====== Extracted records ======

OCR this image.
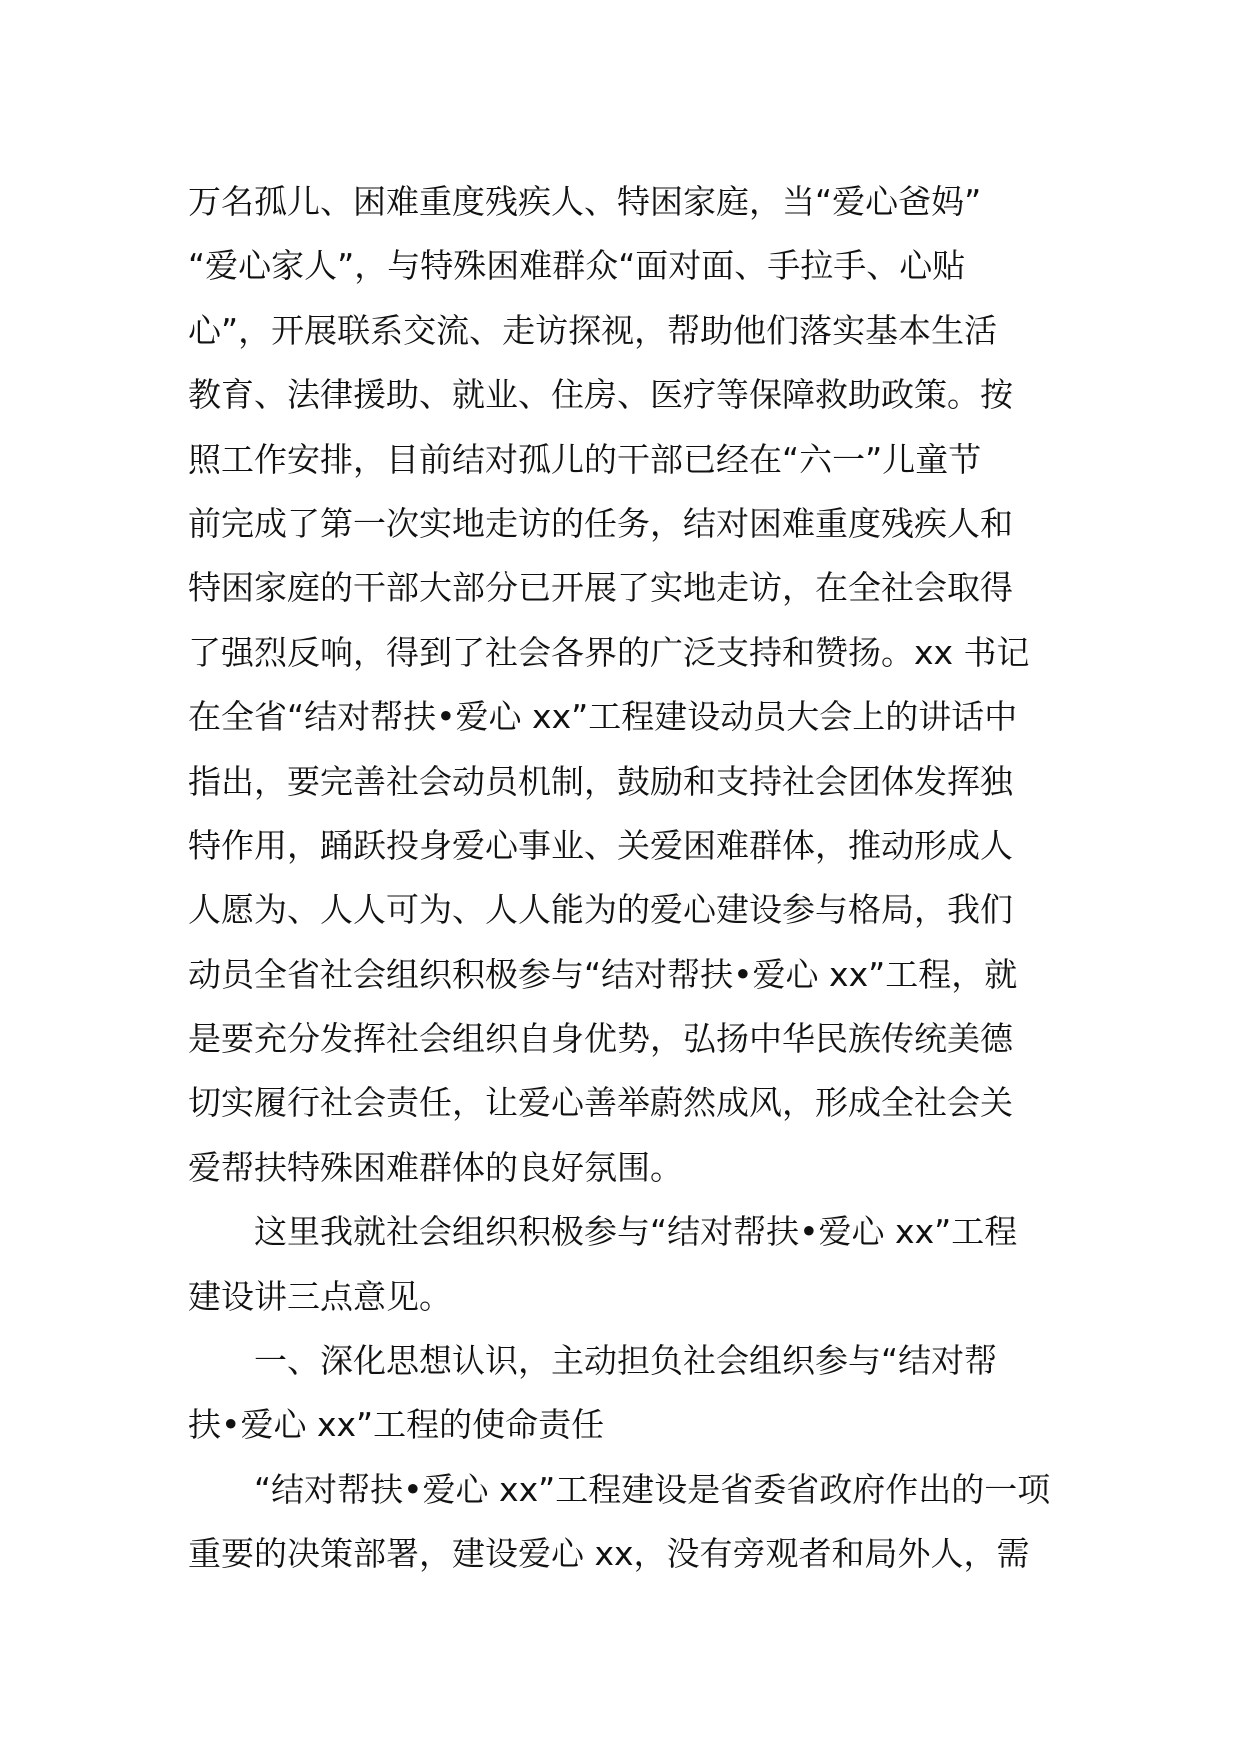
万名孤儿、困难重度残疾人、特困家庭，当“爱心爸妈”
“爱心家人”，与特殊困难群众“面对面、手拉手、心贴
心”，开展联系交流、走访探视，帮助他们落实基本生活
教育、法律援助、就业、住房、医疗等保障救助政策。按
照工作安排，目前结对孤儿的干部已经在“六一”儿童节
前完成了第一次实地走访的任务，结对困难重度残疾人和
特困家庭的干部大部分已开展了实地走访，在全社会取得
了强烈反响，得到了社会各界的广泛支持和赞扬。xx 书记
在全省“结对帮扶•爱心 xx”工程建设动员大会上的讲话中
指出，要完善社会动员机制，鼓励和支持社会团体发挥独
特作用，踊跃投身爱心事业、关爱困难群体，推动形成人
人愿为、人人可为、人人能为的爱心建设参与格局，我们
动员全省社会组织积极参与“结对帮扶•爱心 xx”工程，就
是要充分发挥社会组织自身优势，弘扬中华民族传统美德
切实履行社会责任，让爱心善举蔚然成风，形成全社会关
爱帮扶特殊困难群体的良好氛围。
这里我就社会组织积极参与“结对帮扶•爱心 xx”工程
建设讲三点意见。
一、深化思想认识，主动担负社会组织参与“结对帮
扶•爱心 xx”工程的使命责任
“结对帮扶•爱心 xx”工程建设是省委省政府作出的一项
重要的决策部署，建设爱心 xx，没有旁观者和局外人，需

======

◆ Job ◆
Which lines of the material contain the string "结对帮扶"? List each of them.

◆ Full response ◆
在全省“结对帮扶•爱心 xx”工程建设动员大会上的讲话中
动员全省社会组织积极参与“结对帮扶•爱心 xx”工程，就
这里我就社会组织积极参与“结对帮扶•爱心 xx”工程
“结对帮扶•爱心 xx”工程建设是省委省政府作出的一项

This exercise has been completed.